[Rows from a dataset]
"""
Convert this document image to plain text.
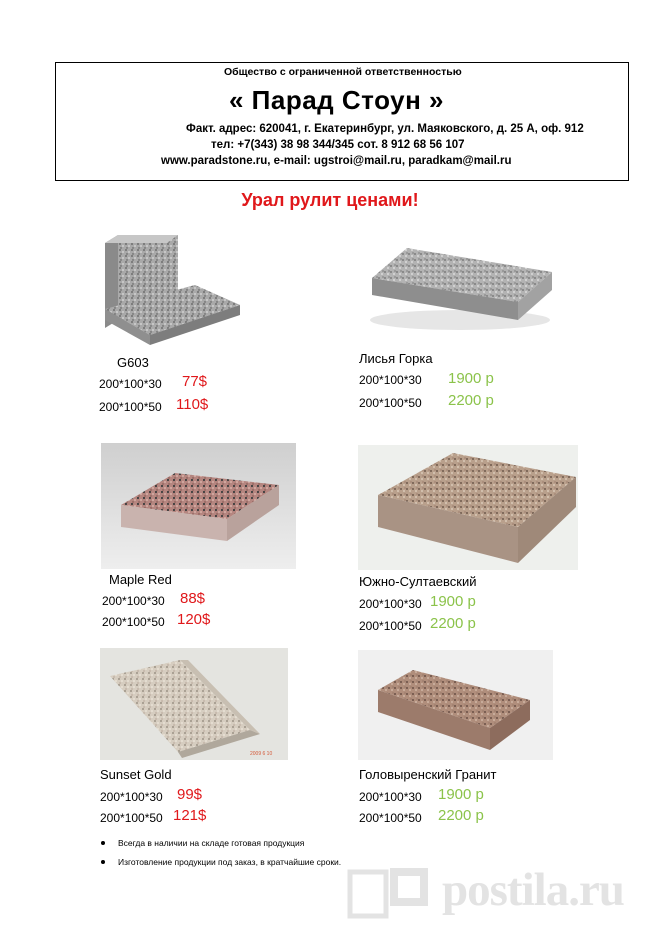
Общество с ограниченной ответственностью
« Парад Стоун »
Факт. адрес: 620041, г. Екатеринбург, ул. Маяковского, д. 25 А, оф. 912
тел: +7(343) 38 98 344/345 сот. 8 912 68 56 107
www.paradstone.ru, e-mail: ugstroi@mail.ru, paradkam@mail.ru
Урал рулит ценами!
G603
200*100*30 77$
200*100*50 110$
Лисья Горка
200*100*30 1900 р
200*100*50 2200 р
Maple Red
200*100*30 88$
200*100*50 120$
Южно-Султаевский
200*100*30 1900 р
200*100*50 2200 р
2009 6 10
Sunset Gold
200*100*30 99$
200*100*50 121$
Головыренский Гранит
200*100*30 1900 р
200*100*50 2200 р
Всегда в наличии на складе готовая продукция
Изготовление продукции под заказ, в кратчайшие сроки.
postila.ru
"""
From the entries above, output every line exactly and omit any image.

Convert this document image to plain text.
Общество с ограниченной ответственностью
« Парад Стоун »
Факт. адрес: 620041, г. Екатеринбург, ул. Маяковского, д. 25 А, оф. 912
тел: +7(343) 38 98 344/345 сот. 8 912 68 56 107
www.paradstone.ru, e-mail: ugstroi@mail.ru, paradkam@mail.ru
Урал рулит ценами!
G603
200*100*30 77$
200*100*50 110$
Лисья Горка
200*100*30 1900 р
200*100*50 2200 р
Maple Red
200*100*30 88$
200*100*50 120$
Южно-Султаевский
200*100*30 1900 р
200*100*50 2200 р
2009 6 10
Sunset Gold
200*100*30 99$
200*100*50 121$
Головыренский Гранит
200*100*30 1900 р
200*100*50 2200 р
Всегда в наличии на складе готовая продукция
Изготовление продукции под заказ, в кратчайшие сроки.
postila.ru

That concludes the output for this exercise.